Aim of the exercise:
Copy all of the material exactly. Pictures are not to appear in the copy.

Input:
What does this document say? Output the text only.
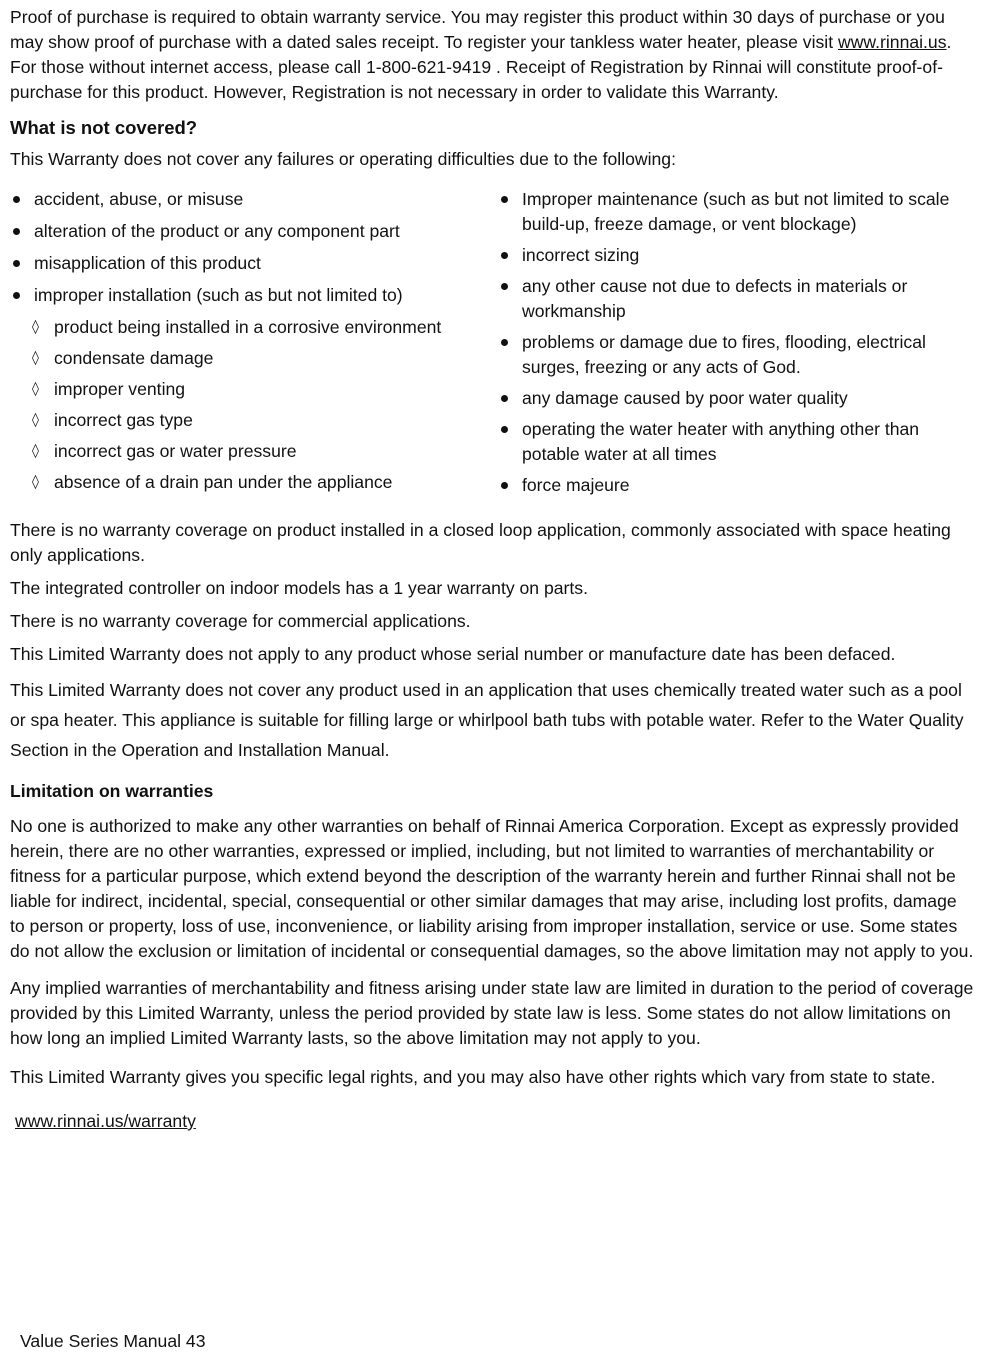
Proof of purchase is required to obtain warranty service. You may register this product within 30 days of purchase or you may show proof of purchase with a dated sales receipt. To register your tankless water heater, please visit www.rinnai.us. For those without internet access, please call 1-800-621-9419 . Receipt of Registration by Rinnai will constitute proof-of-purchase for this product. However, Registration is not necessary in order to validate this Warranty.

What is not covered?

This Warranty does not cover any failures or operating difficulties due to the following:

accident, abuse, or misuse
alteration of the product or any component part
misapplication of this product
improper installation (such as but not limited to)
◊ product being installed in a corrosive environment
◊ condensate damage
◊ improper venting
◊ incorrect gas type
◊ incorrect gas or water pressure
◊ absence of a drain pan under the appliance
Improper maintenance (such as but not limited to scale build-up, freeze damage, or vent blockage)
incorrect sizing
any other cause not due to defects in materials or workmanship
problems or damage due to fires, flooding, electrical surges, freezing or any acts of God.
any damage caused by poor water quality
operating the water heater with anything other than potable water at all times
force majeure

There is no warranty coverage on product installed in a closed loop application, commonly associated with space heating only applications.

The integrated controller on indoor models has a 1 year warranty on parts.

There is no warranty coverage for commercial applications.

This Limited Warranty does not apply to any product whose serial number or manufacture date has been defaced.

This Limited Warranty does not cover any product used in an application that uses chemically treated water such as a pool or spa heater. This appliance is suitable for filling large or whirlpool bath tubs with potable water. Refer to the Water Quality Section in the Operation and Installation Manual.

Limitation on warranties

No one is authorized to make any other warranties on behalf of Rinnai America Corporation. Except as expressly provided herein, there are no other warranties, expressed or implied, including, but not limited to warranties of merchantability or fitness for a particular purpose, which extend beyond the description of the warranty herein and further Rinnai shall not be liable for indirect, incidental, special, consequential or other similar damages that may arise, including lost profits, damage to person or property, loss of use, inconvenience, or liability arising from improper installation, service or use. Some states do not allow the exclusion or limitation of incidental or consequential damages, so the above limitation may not apply to you.

Any implied warranties of merchantability and fitness arising under state law are limited in duration to the period of coverage provided by this Limited Warranty, unless the period provided by state law is less. Some states do not allow limitations on how long an implied Limited Warranty lasts, so the above limitation may not apply to you.

This Limited Warranty gives you specific legal rights, and you may also have other rights which vary from state to state.

www.rinnai.us/warranty
Value Series Manual 43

Correct response:
What does this document say? Output the text only.
Proof of purchase is required to obtain warranty service. You may register this product within 30 days of purchase or you may show proof of purchase with a dated sales receipt. To register your tankless water heater, please visit www.rinnai.us. For those without internet access, please call 1-800-621-9419 . Receipt of Registration by Rinnai will constitute proof-of-purchase for this product. However, Registration is not necessary in order to validate this Warranty.

What is not covered?

This Warranty does not cover any failures or operating difficulties due to the following:

accident, abuse, or misuse
alteration of the product or any component part
misapplication of this product
improper installation (such as but not limited to)
◊ product being installed in a corrosive environment
◊ condensate damage
◊ improper venting
◊ incorrect gas type
◊ incorrect gas or water pressure
◊ absence of a drain pan under the appliance
Improper maintenance (such as but not limited to scale build-up, freeze damage, or vent blockage)
incorrect sizing
any other cause not due to defects in materials or workmanship
problems or damage due to fires, flooding, electrical surges, freezing or any acts of God.
any damage caused by poor water quality
operating the water heater with anything other than potable water at all times
force majeure

There is no warranty coverage on product installed in a closed loop application, commonly associated with space heating only applications.

The integrated controller on indoor models has a 1 year warranty on parts.

There is no warranty coverage for commercial applications.

This Limited Warranty does not apply to any product whose serial number or manufacture date has been defaced.

This Limited Warranty does not cover any product used in an application that uses chemically treated water such as a pool or spa heater. This appliance is suitable for filling large or whirlpool bath tubs with potable water. Refer to the Water Quality Section in the Operation and Installation Manual.

Limitation on warranties

No one is authorized to make any other warranties on behalf of Rinnai America Corporation. Except as expressly provided herein, there are no other warranties, expressed or implied, including, but not limited to warranties of merchantability or fitness for a particular purpose, which extend beyond the description of the warranty herein and further Rinnai shall not be liable for indirect, incidental, special, consequential or other similar damages that may arise, including lost profits, damage to person or property, loss of use, inconvenience, or liability arising from improper installation, service or use. Some states do not allow the exclusion or limitation of incidental or consequential damages, so the above limitation may not apply to you.

Any implied warranties of merchantability and fitness arising under state law are limited in duration to the period of coverage provided by this Limited Warranty, unless the period provided by state law is less. Some states do not allow limitations on how long an implied Limited Warranty lasts, so the above limitation may not apply to you.

This Limited Warranty gives you specific legal rights, and you may also have other rights which vary from state to state.

www.rinnai.us/warranty
Value Series Manual 43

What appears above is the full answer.